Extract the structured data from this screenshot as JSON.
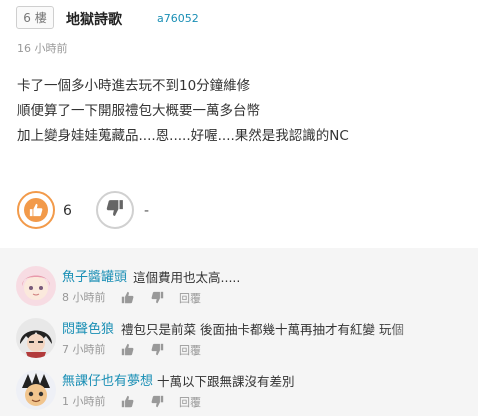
{
  "post": {
    "floor": "6 樓",
    "author_name": "地獄詩歌",
    "author_id": "a76052",
    "time": "16 小時前",
    "content_lines": [
      "卡了一個多小時進去玩不到10分鐘維修",
      "順便算了一下開服禮包大概要一萬多台幣",
      "加上變身娃娃蒐藏品....恩.....好喔....果然是我認識的NC"
    ],
    "like_count": "6",
    "dislike_count": "-",
    "colors": {
      "like_accent": "#f29a4a",
      "link_blue": "#1a8fb5"
    }
  },
  "replies": [
    {
      "name": "魚子醬罐頭",
      "text": "這個費用也太高.....",
      "time": "8 小時前",
      "reply_label": "回覆",
      "like_icon": "thumbs-up-icon",
      "dislike_icon": "thumbs-down-icon"
    },
    {
      "name": "悶聲色狼",
      "text": "禮包只是前菜 後面抽卡都幾十萬再抽才有紅變 玩個",
      "time": "7 小時前",
      "reply_label": "回覆",
      "like_icon": "thumbs-up-icon",
      "dislike_icon": "thumbs-down-icon"
    },
    {
      "name": "無課仔也有夢想",
      "text": "十萬以下跟無課沒有差別",
      "time": "1 小時前",
      "reply_label": "回覆",
      "like_icon": "thumbs-up-icon",
      "dislike_icon": "thumbs-down-icon"
    }
  ]
}
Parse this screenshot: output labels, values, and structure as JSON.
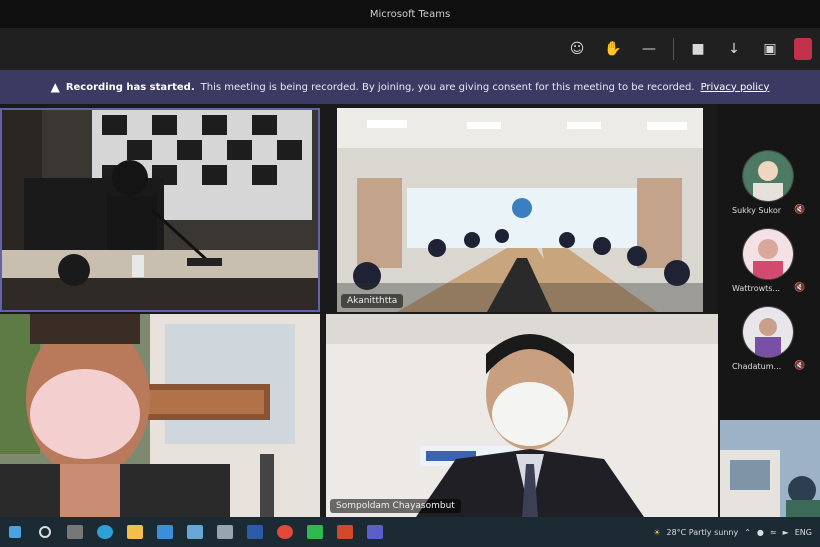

CHALLENGE:
Transcribe the complete set of entries verbatim. No pictures belong in the copy.

IN RESPONSE:
Extract the structured data from this screenshot as JSON.
{
  "post": {
    "floor": "6 樓",
    "author_name": "地獄詩歌",
    "author_id": "a76052",
    "time": "16 小時前",
    "content_lines": [
      "卡了一個多小時進去玩不到10分鐘維修",
      "順便算了一下開服禮包大概要一萬多台幣",
      "加上變身娃娃蒐藏品....恩.....好喔....果然是我認識的NC"
    ],
    "like_count": "6",
    "dislike_count": "-",
    "colors": {
      "like_accent": "#f29a4a",
      "link_blue": "#1a8fb5"
    }
  },
  "replies": [
    {
      "name": "魚子醬罐頭",
      "text": "這個費用也太高.....",
      "time": "8 小時前",
      "reply_label": "回覆",
      "like_icon": "thumbs-up-icon",
      "dislike_icon": "thumbs-down-icon"
    },
    {
      "name": "悶聲色狼",
      "text": "禮包只是前菜 後面抽卡都幾十萬再抽才有紅變 玩個",
      "time": "7 小時前",
      "reply_label": "回覆",
      "like_icon": "thumbs-up-icon",
      "dislike_icon": "thumbs-down-icon"
    },
    {
      "name": "無課仔也有夢想",
      "text": "十萬以下跟無課沒有差別",
      "time": "1 小時前",
      "reply_label": "回覆",
      "like_icon": "thumbs-up-icon",
      "dislike_icon": "thumbs-down-icon"
    }
  ]
}
Parse this screenshot: output labels, values, and structure as JSON.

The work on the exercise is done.